- Exercise objective: Copy all of the material below exactly.

Chart and figure data
====
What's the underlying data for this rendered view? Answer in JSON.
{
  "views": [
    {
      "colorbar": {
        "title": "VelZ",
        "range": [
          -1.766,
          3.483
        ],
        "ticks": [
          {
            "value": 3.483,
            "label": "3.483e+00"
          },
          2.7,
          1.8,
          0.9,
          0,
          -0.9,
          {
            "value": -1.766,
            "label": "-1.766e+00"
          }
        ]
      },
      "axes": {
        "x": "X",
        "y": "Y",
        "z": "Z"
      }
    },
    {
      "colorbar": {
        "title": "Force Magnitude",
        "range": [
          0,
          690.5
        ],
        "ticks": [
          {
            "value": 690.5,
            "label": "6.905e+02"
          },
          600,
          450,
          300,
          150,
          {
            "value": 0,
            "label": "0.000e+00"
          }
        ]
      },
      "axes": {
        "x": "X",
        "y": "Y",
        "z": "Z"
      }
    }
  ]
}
====
- The reply:
What's the underlying data for this rendered view? Answer in JSON.
{
  "views": [
    {
      "colorbar": {
        "title": "VelZ",
        "range": [
          -1.766,
          3.483
        ],
        "ticks": [
          {
            "value": 3.483,
            "label": "3.483e+00"
          },
          2.7,
          1.8,
          0.9,
          0,
          -0.9,
          {
            "value": -1.766,
            "label": "-1.766e+00"
          }
        ]
      },
      "axes": {
        "x": "X",
        "y": "Y",
        "z": "Z"
      }
    },
    {
      "colorbar": {
        "title": "Force Magnitude",
        "range": [
          0,
          690.5
        ],
        "ticks": [
          {
            "value": 690.5,
            "label": "6.905e+02"
          },
          600,
          450,
          300,
          150,
          {
            "value": 0,
            "label": "0.000e+00"
          }
        ]
      },
      "axes": {
        "x": "X",
        "y": "Y",
        "z": "Z"
      }
    }
  ]
}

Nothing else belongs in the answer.